(Data items)
┄┄┄┄┄┄

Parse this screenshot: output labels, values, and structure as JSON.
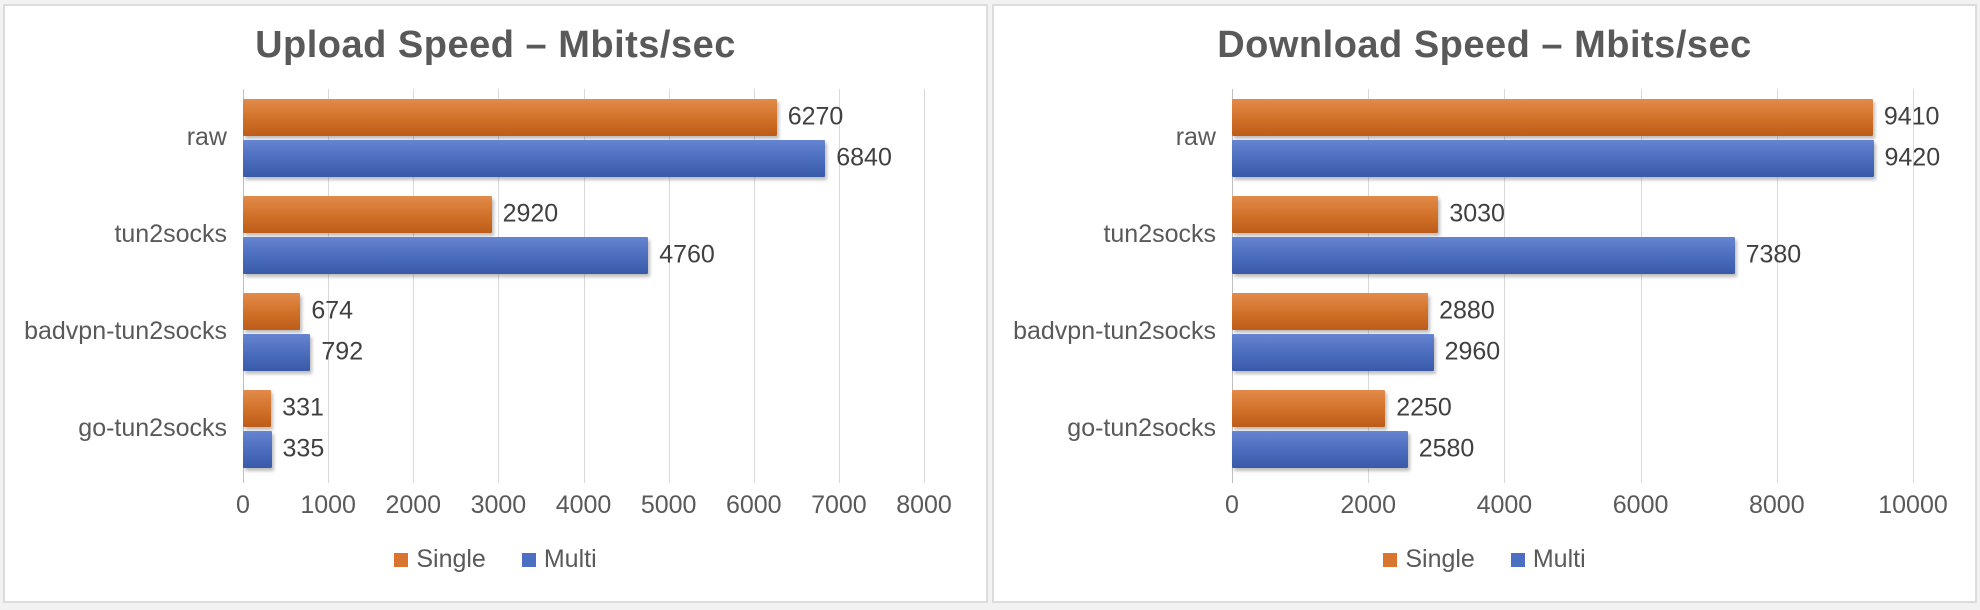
{
  "colors": {
    "single_accent": "#ED7D31",
    "multi_accent": "#4472C4",
    "text_gray": "#595959",
    "value_label_gray": "#404040",
    "gridline": "#D9D9D9"
  },
  "chart_data": [
    {
      "type": "bar",
      "orientation": "horizontal",
      "title": "Upload Speed – Mbits/sec",
      "xlabel": "",
      "ylabel": "",
      "categories": [
        "raw",
        "tun2socks",
        "badvpn-tun2socks",
        "go-tun2socks"
      ],
      "series": [
        {
          "name": "Single",
          "color": "#ED7D31",
          "values": [
            6270,
            2920,
            674,
            331
          ]
        },
        {
          "name": "Multi",
          "color": "#4472C4",
          "values": [
            6840,
            4760,
            792,
            335
          ]
        }
      ],
      "xlim": [
        0,
        8000
      ],
      "xticks": [
        0,
        1000,
        2000,
        3000,
        4000,
        5000,
        6000,
        7000,
        8000
      ],
      "grid": true,
      "legend_position": "bottom",
      "data_labels": true
    },
    {
      "type": "bar",
      "orientation": "horizontal",
      "title": "Download Speed – Mbits/sec",
      "xlabel": "",
      "ylabel": "",
      "categories": [
        "raw",
        "tun2socks",
        "badvpn-tun2socks",
        "go-tun2socks"
      ],
      "series": [
        {
          "name": "Single",
          "color": "#ED7D31",
          "values": [
            9410,
            3030,
            2880,
            2250
          ]
        },
        {
          "name": "Multi",
          "color": "#4472C4",
          "values": [
            9420,
            7380,
            2960,
            2580
          ]
        }
      ],
      "xlim": [
        0,
        10000
      ],
      "xticks": [
        0,
        2000,
        4000,
        6000,
        8000,
        10000
      ],
      "grid": true,
      "legend_position": "bottom",
      "data_labels": true
    }
  ]
}
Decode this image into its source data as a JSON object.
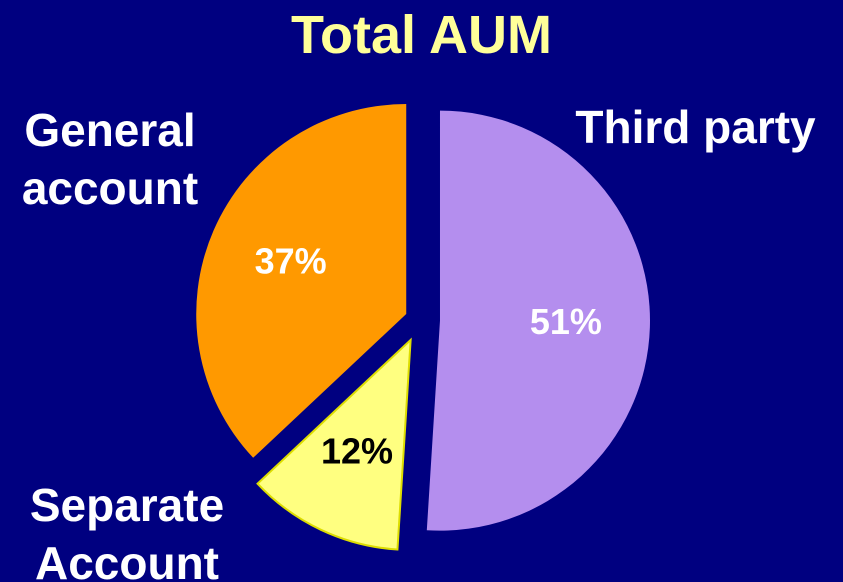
{
  "chart_data": {
    "type": "pie",
    "title": "Total AUM",
    "categories": [
      "Third party",
      "Separate Account",
      "General account"
    ],
    "values": [
      51,
      12,
      37
    ],
    "value_labels": [
      "51%",
      "12%",
      "37%"
    ],
    "colors": [
      "#b48eee",
      "#ffff80",
      "#ff9900"
    ]
  }
}
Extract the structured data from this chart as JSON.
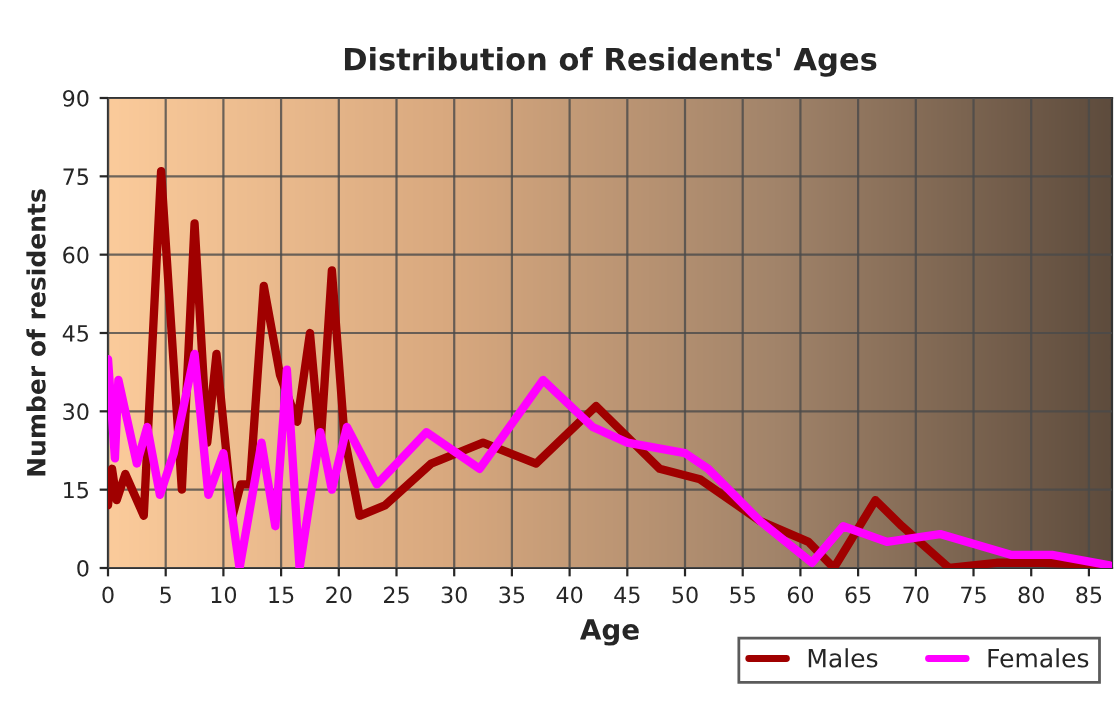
{
  "chart_data": {
    "type": "line",
    "title": "Distribution of Residents' Ages",
    "xlabel": "Age",
    "ylabel": "Number of residents",
    "xlim": [
      0,
      87
    ],
    "xticks": [
      0,
      5,
      10,
      15,
      20,
      25,
      30,
      35,
      40,
      45,
      50,
      55,
      60,
      65,
      70,
      75,
      80,
      85
    ],
    "ylim": [
      0,
      90
    ],
    "yticks": [
      0,
      15,
      30,
      45,
      60,
      75,
      90
    ],
    "grid": true,
    "legend": "bottom right",
    "marker": "none",
    "line_style": "solid",
    "series": [
      {
        "name": "Males",
        "color": "#a00000",
        "x": [
          0,
          0.35,
          0.75,
          1.5,
          3.1,
          4.6,
          6.4,
          7.5,
          8.6,
          9.4,
          10.8,
          11.5,
          12.3,
          13.5,
          14.9,
          16.4,
          17.5,
          18.4,
          19.4,
          20.5,
          21.8,
          24,
          28,
          32.5,
          37.1,
          42.3,
          47.8,
          51.3,
          56.5,
          60.7,
          62.9,
          66.5,
          68.8,
          72.9,
          77,
          81,
          86.8
        ],
        "values": [
          12,
          19,
          13,
          18,
          10,
          76,
          15,
          66,
          24,
          41,
          10,
          16,
          16,
          54,
          37,
          28,
          45,
          23,
          57,
          25,
          10,
          12,
          20,
          24,
          20,
          31,
          19,
          17,
          9,
          5,
          0,
          13,
          8,
          0,
          1,
          1,
          0.5
        ]
      },
      {
        "name": "Females",
        "color": "#ff00ff",
        "x": [
          0,
          0.6,
          0.9,
          2.5,
          3.4,
          4.5,
          5.7,
          7.5,
          8.7,
          10.0,
          11.4,
          13.3,
          14.5,
          15.5,
          16.6,
          18.4,
          19.4,
          20.7,
          23.3,
          27.6,
          32.2,
          37.7,
          42,
          45,
          50,
          52,
          56.5,
          61,
          63.7,
          67.5,
          72.1,
          78.3,
          81.8,
          86.8
        ],
        "values": [
          40,
          21,
          36,
          20,
          27,
          14,
          22,
          41,
          14,
          22,
          0,
          24,
          8,
          38,
          0,
          26,
          15,
          27,
          16,
          26,
          19,
          36,
          27,
          24,
          22,
          19,
          9,
          1,
          8,
          5,
          6.5,
          2.5,
          2.5,
          0.5
        ]
      }
    ]
  }
}
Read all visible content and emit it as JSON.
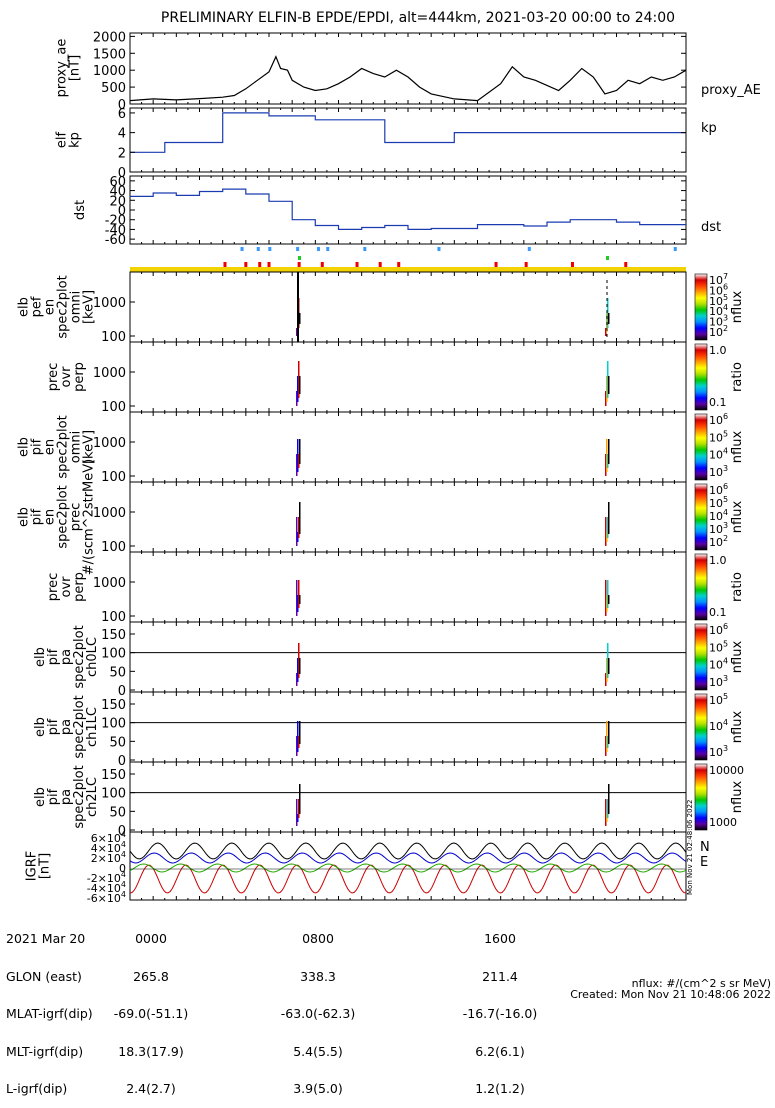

┄┄┄┄┄┄

=== Aim of the exercise ===
Repeat the material above word for word, please, apart from its images.

=== Solution ===
Parse this screenshot: output labels, values, and structure as JSON.
{
  "colors": {
    "single_accent": "#ED7D31",
    "multi_accent": "#4472C4",
    "text_gray": "#595959",
    "value_label_gray": "#404040",
    "gridline": "#D9D9D9"
  },
  "chart_data": [
    {
      "type": "bar",
      "orientation": "horizontal",
      "title": "Upload Speed – Mbits/sec",
      "xlabel": "",
      "ylabel": "",
      "categories": [
        "raw",
        "tun2socks",
        "badvpn-tun2socks",
        "go-tun2socks"
      ],
      "series": [
        {
          "name": "Single",
          "color": "#ED7D31",
          "values": [
            6270,
            2920,
            674,
            331
          ]
        },
        {
          "name": "Multi",
          "color": "#4472C4",
          "values": [
            6840,
            4760,
            792,
            335
          ]
        }
      ],
      "xlim": [
        0,
        8000
      ],
      "xticks": [
        0,
        1000,
        2000,
        3000,
        4000,
        5000,
        6000,
        7000,
        8000
      ],
      "grid": true,
      "legend_position": "bottom",
      "data_labels": true
    },
    {
      "type": "bar",
      "orientation": "horizontal",
      "title": "Download Speed – Mbits/sec",
      "xlabel": "",
      "ylabel": "",
      "categories": [
        "raw",
        "tun2socks",
        "badvpn-tun2socks",
        "go-tun2socks"
      ],
      "series": [
        {
          "name": "Single",
          "color": "#ED7D31",
          "values": [
            9410,
            3030,
            2880,
            2250
          ]
        },
        {
          "name": "Multi",
          "color": "#4472C4",
          "values": [
            9420,
            7380,
            2960,
            2580
          ]
        }
      ],
      "xlim": [
        0,
        10000
      ],
      "xticks": [
        0,
        2000,
        4000,
        6000,
        8000,
        10000
      ],
      "grid": true,
      "legend_position": "bottom",
      "data_labels": true
    }
  ]
}
Decode this image into its source data as a JSON object.
{
  "chart_data": {
    "type": "pie",
    "title": "Total AUM",
    "categories": [
      "Third party",
      "Separate Account",
      "General account"
    ],
    "values": [
      51,
      12,
      37
    ],
    "value_labels": [
      "51%",
      "12%",
      "37%"
    ],
    "colors": [
      "#b48eee",
      "#ffff80",
      "#ff9900"
    ]
  }
}
Extract the structured data from this chart as JSON.
{
  "chart_data": {
    "type": "line",
    "title": "Distribution of Residents' Ages",
    "xlabel": "Age",
    "ylabel": "Number of residents",
    "xlim": [
      0,
      87
    ],
    "xticks": [
      0,
      5,
      10,
      15,
      20,
      25,
      30,
      35,
      40,
      45,
      50,
      55,
      60,
      65,
      70,
      75,
      80,
      85
    ],
    "ylim": [
      0,
      90
    ],
    "yticks": [
      0,
      15,
      30,
      45,
      60,
      75,
      90
    ],
    "grid": true,
    "legend": "bottom right",
    "marker": "none",
    "line_style": "solid",
    "series": [
      {
        "name": "Males",
        "color": "#a00000",
        "x": [
          0,
          0.35,
          0.75,
          1.5,
          3.1,
          4.6,
          6.4,
          7.5,
          8.6,
          9.4,
          10.8,
          11.5,
          12.3,
          13.5,
          14.9,
          16.4,
          17.5,
          18.4,
          19.4,
          20.5,
          21.8,
          24,
          28,
          32.5,
          37.1,
          42.3,
          47.8,
          51.3,
          56.5,
          60.7,
          62.9,
          66.5,
          68.8,
          72.9,
          77,
          81,
          86.8
        ],
        "values": [
          12,
          19,
          13,
          18,
          10,
          76,
          15,
          66,
          24,
          41,
          10,
          16,
          16,
          54,
          37,
          28,
          45,
          23,
          57,
          25,
          10,
          12,
          20,
          24,
          20,
          31,
          19,
          17,
          9,
          5,
          0,
          13,
          8,
          0,
          1,
          1,
          0.5
        ]
      },
      {
        "name": "Females",
        "color": "#ff00ff",
        "x": [
          0,
          0.6,
          0.9,
          2.5,
          3.4,
          4.5,
          5.7,
          7.5,
          8.7,
          10.0,
          11.4,
          13.3,
          14.5,
          15.5,
          16.6,
          18.4,
          19.4,
          20.7,
          23.3,
          27.6,
          32.2,
          37.7,
          42,
          45,
          50,
          52,
          56.5,
          61,
          63.7,
          67.5,
          72.1,
          78.3,
          81.8,
          86.8
        ],
        "values": [
          40,
          21,
          36,
          20,
          27,
          14,
          22,
          41,
          14,
          22,
          0,
          24,
          8,
          38,
          0,
          26,
          15,
          27,
          16,
          26,
          19,
          36,
          27,
          24,
          22,
          19,
          9,
          1,
          8,
          5,
          6.5,
          2.5,
          2.5,
          0.5
        ]
      }
    ]
  }
}
Read all visible content and emit it as JSON.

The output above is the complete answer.